DATA SHOWN:
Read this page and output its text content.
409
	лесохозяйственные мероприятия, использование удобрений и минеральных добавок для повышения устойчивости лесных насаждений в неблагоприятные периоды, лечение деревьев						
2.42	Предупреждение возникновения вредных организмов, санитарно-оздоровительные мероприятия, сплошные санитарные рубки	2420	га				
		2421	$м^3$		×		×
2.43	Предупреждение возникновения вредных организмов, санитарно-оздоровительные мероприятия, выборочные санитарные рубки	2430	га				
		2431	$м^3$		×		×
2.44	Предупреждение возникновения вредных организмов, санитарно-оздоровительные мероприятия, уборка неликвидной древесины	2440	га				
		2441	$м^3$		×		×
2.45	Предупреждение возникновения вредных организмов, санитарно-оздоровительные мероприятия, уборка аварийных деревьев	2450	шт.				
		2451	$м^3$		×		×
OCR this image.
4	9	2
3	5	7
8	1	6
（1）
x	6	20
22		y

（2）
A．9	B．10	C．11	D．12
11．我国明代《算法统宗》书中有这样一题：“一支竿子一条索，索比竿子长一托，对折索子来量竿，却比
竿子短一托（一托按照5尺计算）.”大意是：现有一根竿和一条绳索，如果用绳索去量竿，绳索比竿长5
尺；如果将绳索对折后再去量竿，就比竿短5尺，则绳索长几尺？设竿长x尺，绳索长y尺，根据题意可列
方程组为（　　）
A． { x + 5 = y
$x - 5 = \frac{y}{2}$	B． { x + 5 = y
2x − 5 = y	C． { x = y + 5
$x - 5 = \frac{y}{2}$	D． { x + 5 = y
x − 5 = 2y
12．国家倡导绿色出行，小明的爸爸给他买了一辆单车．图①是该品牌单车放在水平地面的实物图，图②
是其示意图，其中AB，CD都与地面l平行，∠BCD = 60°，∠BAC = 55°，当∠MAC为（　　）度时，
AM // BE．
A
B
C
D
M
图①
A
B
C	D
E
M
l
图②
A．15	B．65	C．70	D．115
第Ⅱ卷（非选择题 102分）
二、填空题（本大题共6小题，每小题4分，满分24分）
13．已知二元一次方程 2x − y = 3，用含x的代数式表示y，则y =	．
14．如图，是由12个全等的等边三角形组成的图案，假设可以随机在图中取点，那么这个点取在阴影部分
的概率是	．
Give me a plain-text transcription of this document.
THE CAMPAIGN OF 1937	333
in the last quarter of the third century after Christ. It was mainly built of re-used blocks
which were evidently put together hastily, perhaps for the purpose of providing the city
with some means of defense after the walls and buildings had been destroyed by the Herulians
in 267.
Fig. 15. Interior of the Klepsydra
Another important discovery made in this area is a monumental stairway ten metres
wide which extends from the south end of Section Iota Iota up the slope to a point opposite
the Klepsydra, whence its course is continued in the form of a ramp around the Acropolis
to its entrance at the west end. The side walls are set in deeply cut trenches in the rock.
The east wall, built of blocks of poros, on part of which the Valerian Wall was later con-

THE REQUEST:
Copy every line exactly. Leave nothing out.

FINISHED TASK:
Read this page and output its text content.
409
	лесохозяйственные мероприятия, использование удобрений и минеральных добавок для повышения устойчивости лесных насаждений в неблагоприятные периоды, лечение деревьев						
2.42	Предупреждение возникновения вредных организмов, санитарно-оздоровительные мероприятия, сплошные санитарные рубки	2420	га				
		2421	$м^3$		×		×
2.43	Предупреждение возникновения вредных организмов, санитарно-оздоровительные мероприятия, выборочные санитарные рубки	2430	га				
		2431	$м^3$		×		×
2.44	Предупреждение возникновения вредных организмов, санитарно-оздоровительные мероприятия, уборка неликвидной древесины	2440	га				
		2441	$м^3$		×		×
2.45	Предупреждение возникновения вредных организмов, санитарно-оздоровительные мероприятия, уборка аварийных деревьев	2450	шт.				
		2451	$м^3$		×		×
OCR this image.
4	9	2
3	5	7
8	1	6
（1）
x	6	20
22		y

（2）
A．9	B．10	C．11	D．12
11．我国明代《算法统宗》书中有这样一题：“一支竿子一条索，索比竿子长一托，对折索子来量竿，却比
竿子短一托（一托按照5尺计算）.”大意是：现有一根竿和一条绳索，如果用绳索去量竿，绳索比竿长5
尺；如果将绳索对折后再去量竿，就比竿短5尺，则绳索长几尺？设竿长x尺，绳索长y尺，根据题意可列
方程组为（　　）
A． { x + 5 = y
$x - 5 = \frac{y}{2}$	B． { x + 5 = y
2x − 5 = y	C． { x = y + 5
$x - 5 = \frac{y}{2}$	D． { x + 5 = y
x − 5 = 2y
12．国家倡导绿色出行，小明的爸爸给他买了一辆单车．图①是该品牌单车放在水平地面的实物图，图②
是其示意图，其中AB，CD都与地面l平行，∠BCD = 60°，∠BAC = 55°，当∠MAC为（　　）度时，
AM // BE．
A
B
C
D
M
图①
A
B
C	D
E
M
l
图②
A．15	B．65	C．70	D．115
第Ⅱ卷（非选择题 102分）
二、填空题（本大题共6小题，每小题4分，满分24分）
13．已知二元一次方程 2x − y = 3，用含x的代数式表示y，则y =	．
14．如图，是由12个全等的等边三角形组成的图案，假设可以随机在图中取点，那么这个点取在阴影部分
的概率是	．
Give me a plain-text transcription of this document.
THE CAMPAIGN OF 1937	333
in the last quarter of the third century after Christ. It was mainly built of re-used blocks
which were evidently put together hastily, perhaps for the purpose of providing the city
with some means of defense after the walls and buildings had been destroyed by the Herulians
in 267.
Fig. 15. Interior of the Klepsydra
Another important discovery made in this area is a monumental stairway ten metres
wide which extends from the south end of Section Iota Iota up the slope to a point opposite
the Klepsydra, whence its course is continued in the form of a ramp around the Acropolis
to its entrance at the west end. The side walls are set in deeply cut trenches in the rock.
The east wall, built of blocks of poros, on part of which the Valerian Wall was later con-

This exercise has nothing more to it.